■ **文書**
* * *

ウイスキーを原料や製造方法で分けると、「モルトウイスキー」、「グレーンウイスキー」、「ブレンデッドウイスキー」の3種類に大別できます。ここではそれぞれのウイスキーの定義や特徴について解説していきます。
 

・モルトウイスキーとは

モルトウイスキーとは、モルト(大麦麦芽)のみを原料にして単式蒸留機で蒸留して造られるウイスキーを指します。

風味が強く個性的な味わいに仕上がるため、個性を主張することから「ラウド(声の大きい)スピリッツ」とも呼ばれています。

さらにモルトウイスキーはシングルモルトとブレンデッドモルトに分かれますが、これらの特徴は後述します。
 

・グレーンウイスキーとは

グレーン(grain=穀物)ウイスキーはモルトのほか、トウモロコシや小麦といった穀物を原料に、連続式蒸留機で蒸留して造られるウイスキーを指します。

ライトで穏やかな風味とクセのないマイルドさが特徴です。そのため、個性的な風味のモルトウイスキーとは対照的に「サイレント(静かな)スピリッツ」とも呼ばれています。

* * *

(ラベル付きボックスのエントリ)
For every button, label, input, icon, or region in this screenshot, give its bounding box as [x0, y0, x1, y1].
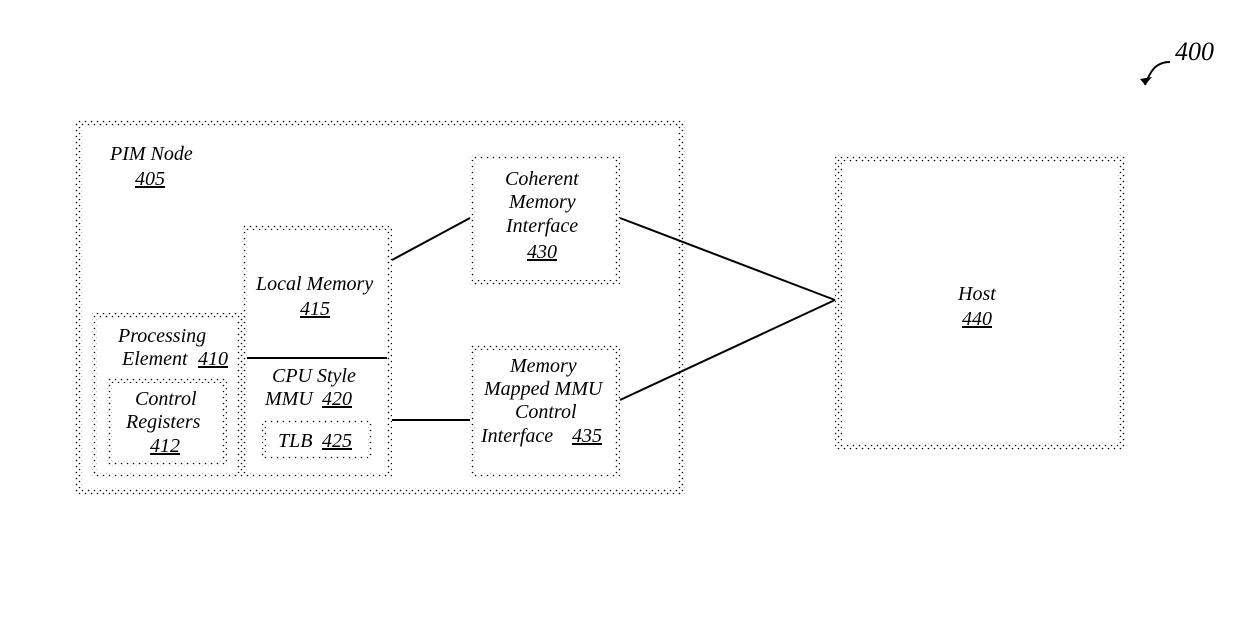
mmapped-if-ref: 435 — [572, 425, 602, 447]
pim-node-label: PIM Node — [109, 143, 193, 165]
cpu-mmu-ref: 420 — [322, 388, 352, 410]
figure-number-annotation: 400 — [1140, 37, 1214, 85]
host-label: Host — [957, 283, 996, 305]
coherent-if-line2: Memory — [508, 191, 576, 213]
pim-node-ref: 405 — [135, 168, 165, 190]
mmapped-if-line4: Interface — [480, 425, 553, 447]
tlb-ref: 425 — [322, 430, 352, 452]
control-registers-ref: 412 — [150, 435, 180, 457]
coherent-if-line3: Interface — [505, 215, 578, 237]
processing-element-ref: 410 — [198, 348, 228, 370]
mmapped-interface-box: Memory Mapped MMU Control Interface 435 — [470, 345, 620, 478]
host-box: Host 440 — [835, 155, 1125, 450]
tlb-label: TLB — [278, 430, 312, 452]
control-registers-label1: Control — [135, 388, 197, 410]
figure-number: 400 — [1175, 37, 1214, 66]
coherent-if-line1: Coherent — [505, 168, 579, 190]
mmapped-if-line1: Memory — [509, 355, 577, 377]
local-memory-ref: 415 — [300, 298, 330, 320]
processing-element-label1: Processing — [117, 325, 206, 347]
coherent-if-ref: 430 — [527, 241, 557, 263]
local-memory-label: Local Memory — [255, 273, 373, 295]
diagram-canvas: 400 PIM Node 405 Processing Element 410 … — [0, 0, 1240, 631]
mmapped-if-line3: Control — [515, 401, 577, 423]
processing-element-box: Processing Element 410 Control Registers… — [92, 313, 242, 478]
mmapped-if-line2: Mapped MMU — [483, 378, 604, 400]
control-registers-label2: Registers — [125, 411, 201, 433]
memory-stack-box: Local Memory 415 CPU Style MMU 420 TLB 4… — [242, 225, 392, 478]
cpu-mmu-label2: MMU — [264, 388, 314, 410]
processing-element-label2: Element — [121, 348, 188, 370]
tlb-box: TLB 425 — [262, 420, 372, 460]
host-ref: 440 — [962, 308, 992, 330]
coherent-interface-box: Coherent Memory Interface 430 — [470, 155, 620, 285]
control-registers-box: Control Registers 412 — [107, 378, 227, 466]
cpu-mmu-label1: CPU Style — [272, 365, 356, 387]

* * *

■ **実施する作業**
• a. ウイスキーの解説文によると、モルトウイスキーの蒸留にはどの蒸留機が使われますか。
• b. 次の(i)〜(iii)がウイスキーの解説文の内容と合っているかを判定し、それぞれ「はい」か「いいえ」で答えてください。あわせて、判断の決め手となる本文の語句をそのまま引用してください。
(i) モルトウイスキーの原料は大麦麦芽だけである。
(ii) グレーンウイスキーは単式蒸留機で蒸留される。
(iii) グレーンウイスキーは「ラウドスピリッツ」とも呼ばれる。
• c. ウイスキーの解説文のうち、「さらにモルトウイスキーはシン」で始まり「静かな)スピリッツ」とも呼ばれています。」で終わる部分をそのまま書き写してください。

■ **出力結果**
• a. 単式蒸留機です。

• b.
(i) はい。「モルト(大麦麦芽)のみを原料にして」
(ii) いいえ。「連続式蒸留機で蒸留して造られる」
(iii) いいえ。「「サイレント(静かな)スピリッツ」とも呼ばれています」

• c.
さらにモルトウイスキーはシングルモルトとブレンデッドモルトに分かれますが、これらの特徴は後述します。
 

・グレーンウイスキーとは

グレーン(grain=穀物)ウイスキーはモルトのほか、トウモロコシや小麦といった穀物を原料に、連続式蒸留機で蒸留して造られるウイスキーを指します。

ライトで穏やかな風味とクセのないマイルドさが特徴です。そのため、個性的な風味のモルトウイスキーとは対照的に「サイレント(静かな)スピリッツ」とも呼ばれています。